(Records excerpted from a collection)
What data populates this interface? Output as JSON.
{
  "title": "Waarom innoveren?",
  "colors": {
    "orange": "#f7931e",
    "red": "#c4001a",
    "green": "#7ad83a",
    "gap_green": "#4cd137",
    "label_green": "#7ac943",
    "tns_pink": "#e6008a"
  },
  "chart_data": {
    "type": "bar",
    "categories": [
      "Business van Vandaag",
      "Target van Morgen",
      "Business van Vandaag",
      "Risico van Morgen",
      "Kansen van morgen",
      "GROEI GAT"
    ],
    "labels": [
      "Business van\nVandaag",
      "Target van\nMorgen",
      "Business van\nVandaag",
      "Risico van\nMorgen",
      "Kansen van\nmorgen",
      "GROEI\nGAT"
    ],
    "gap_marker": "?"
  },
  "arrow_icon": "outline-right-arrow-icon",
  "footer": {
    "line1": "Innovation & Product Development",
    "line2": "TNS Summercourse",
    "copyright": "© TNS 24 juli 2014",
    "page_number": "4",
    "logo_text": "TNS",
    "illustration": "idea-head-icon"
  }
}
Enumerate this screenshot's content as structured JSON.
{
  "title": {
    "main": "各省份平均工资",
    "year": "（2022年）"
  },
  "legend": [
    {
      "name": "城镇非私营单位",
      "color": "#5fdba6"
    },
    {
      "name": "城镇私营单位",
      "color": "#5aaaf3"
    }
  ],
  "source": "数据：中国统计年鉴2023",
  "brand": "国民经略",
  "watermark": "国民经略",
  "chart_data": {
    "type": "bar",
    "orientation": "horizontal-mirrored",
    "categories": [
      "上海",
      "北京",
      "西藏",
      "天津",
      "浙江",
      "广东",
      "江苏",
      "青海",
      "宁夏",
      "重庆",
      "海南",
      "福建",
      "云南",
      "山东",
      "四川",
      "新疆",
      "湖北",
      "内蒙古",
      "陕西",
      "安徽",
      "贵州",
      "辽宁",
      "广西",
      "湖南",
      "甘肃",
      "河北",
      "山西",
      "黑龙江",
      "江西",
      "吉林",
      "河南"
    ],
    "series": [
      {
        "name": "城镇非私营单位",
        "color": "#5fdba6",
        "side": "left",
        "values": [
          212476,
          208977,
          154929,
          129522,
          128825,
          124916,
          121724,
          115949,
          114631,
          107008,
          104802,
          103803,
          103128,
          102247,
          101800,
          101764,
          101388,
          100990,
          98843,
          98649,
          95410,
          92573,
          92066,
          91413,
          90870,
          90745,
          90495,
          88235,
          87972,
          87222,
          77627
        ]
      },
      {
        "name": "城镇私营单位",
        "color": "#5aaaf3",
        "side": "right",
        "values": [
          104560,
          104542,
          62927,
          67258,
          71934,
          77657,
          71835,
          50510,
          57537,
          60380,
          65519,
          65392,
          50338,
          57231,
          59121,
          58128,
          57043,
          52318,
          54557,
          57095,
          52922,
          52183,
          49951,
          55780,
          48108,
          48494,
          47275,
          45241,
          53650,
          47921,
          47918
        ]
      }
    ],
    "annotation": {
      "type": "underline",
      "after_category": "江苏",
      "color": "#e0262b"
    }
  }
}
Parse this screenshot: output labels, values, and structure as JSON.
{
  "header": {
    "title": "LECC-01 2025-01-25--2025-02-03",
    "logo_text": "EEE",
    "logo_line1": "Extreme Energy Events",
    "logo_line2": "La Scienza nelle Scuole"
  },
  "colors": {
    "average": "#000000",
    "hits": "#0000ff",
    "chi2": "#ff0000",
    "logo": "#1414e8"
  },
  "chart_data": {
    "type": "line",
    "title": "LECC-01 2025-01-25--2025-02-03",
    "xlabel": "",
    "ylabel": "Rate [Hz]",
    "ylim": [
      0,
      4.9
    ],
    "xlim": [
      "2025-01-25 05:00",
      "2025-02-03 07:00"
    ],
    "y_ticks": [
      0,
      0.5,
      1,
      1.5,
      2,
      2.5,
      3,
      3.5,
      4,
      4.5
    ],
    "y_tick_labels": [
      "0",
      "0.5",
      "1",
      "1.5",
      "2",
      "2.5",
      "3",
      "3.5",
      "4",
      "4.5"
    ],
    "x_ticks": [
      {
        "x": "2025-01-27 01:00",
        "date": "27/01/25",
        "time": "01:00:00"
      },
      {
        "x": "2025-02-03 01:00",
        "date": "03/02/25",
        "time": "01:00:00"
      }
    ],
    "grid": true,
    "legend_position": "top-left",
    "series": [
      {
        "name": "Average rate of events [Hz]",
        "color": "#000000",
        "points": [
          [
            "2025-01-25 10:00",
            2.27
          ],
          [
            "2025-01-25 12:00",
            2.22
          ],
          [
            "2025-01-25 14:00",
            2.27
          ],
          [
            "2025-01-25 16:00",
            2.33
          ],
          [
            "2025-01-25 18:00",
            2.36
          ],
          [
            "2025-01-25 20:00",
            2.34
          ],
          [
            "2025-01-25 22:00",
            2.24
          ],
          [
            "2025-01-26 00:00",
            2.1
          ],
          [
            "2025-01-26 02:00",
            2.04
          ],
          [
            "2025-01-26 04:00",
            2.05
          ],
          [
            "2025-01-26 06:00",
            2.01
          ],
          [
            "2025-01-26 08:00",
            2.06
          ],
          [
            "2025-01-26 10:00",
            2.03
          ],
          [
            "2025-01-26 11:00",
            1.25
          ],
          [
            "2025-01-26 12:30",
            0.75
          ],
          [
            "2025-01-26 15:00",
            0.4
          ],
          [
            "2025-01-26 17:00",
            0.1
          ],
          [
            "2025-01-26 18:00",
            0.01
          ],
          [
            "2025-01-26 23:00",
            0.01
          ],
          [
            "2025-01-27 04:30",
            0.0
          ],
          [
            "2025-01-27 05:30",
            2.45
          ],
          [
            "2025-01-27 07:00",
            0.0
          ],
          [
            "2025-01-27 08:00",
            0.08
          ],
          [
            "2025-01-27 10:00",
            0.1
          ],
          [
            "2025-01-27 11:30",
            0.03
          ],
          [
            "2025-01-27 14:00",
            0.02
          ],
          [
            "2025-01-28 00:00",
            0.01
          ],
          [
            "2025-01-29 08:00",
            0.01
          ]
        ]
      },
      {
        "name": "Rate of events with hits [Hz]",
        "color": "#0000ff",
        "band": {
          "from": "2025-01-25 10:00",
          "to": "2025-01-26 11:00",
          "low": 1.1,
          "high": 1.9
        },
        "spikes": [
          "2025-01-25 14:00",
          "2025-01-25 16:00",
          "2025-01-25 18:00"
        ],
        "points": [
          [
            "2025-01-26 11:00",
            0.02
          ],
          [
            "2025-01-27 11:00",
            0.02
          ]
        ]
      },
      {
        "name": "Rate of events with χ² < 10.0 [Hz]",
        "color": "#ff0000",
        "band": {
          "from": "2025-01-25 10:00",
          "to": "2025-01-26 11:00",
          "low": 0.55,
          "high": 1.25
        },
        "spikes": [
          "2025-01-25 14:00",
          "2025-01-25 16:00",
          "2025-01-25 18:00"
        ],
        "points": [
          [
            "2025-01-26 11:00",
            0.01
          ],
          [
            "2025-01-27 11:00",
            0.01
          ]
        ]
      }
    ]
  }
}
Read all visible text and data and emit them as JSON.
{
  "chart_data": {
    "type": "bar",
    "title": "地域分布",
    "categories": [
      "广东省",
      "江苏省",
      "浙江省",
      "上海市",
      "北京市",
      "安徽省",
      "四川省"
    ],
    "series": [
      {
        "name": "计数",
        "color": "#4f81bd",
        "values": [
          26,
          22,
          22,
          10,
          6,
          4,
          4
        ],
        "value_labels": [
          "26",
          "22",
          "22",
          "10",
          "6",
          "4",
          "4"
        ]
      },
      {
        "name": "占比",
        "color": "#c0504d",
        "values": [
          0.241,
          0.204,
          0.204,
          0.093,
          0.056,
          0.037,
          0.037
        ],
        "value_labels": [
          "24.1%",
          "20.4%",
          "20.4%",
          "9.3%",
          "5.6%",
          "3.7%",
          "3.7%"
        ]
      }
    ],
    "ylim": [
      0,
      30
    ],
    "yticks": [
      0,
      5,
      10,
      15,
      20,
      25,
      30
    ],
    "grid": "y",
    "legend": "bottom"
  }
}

Work to be completed — Pull out all lines from the entries above that include the word "icon".

Answer to this problem —
  "arrow_icon": "outline-right-arrow-icon",
    "illustration": "idea-head-icon"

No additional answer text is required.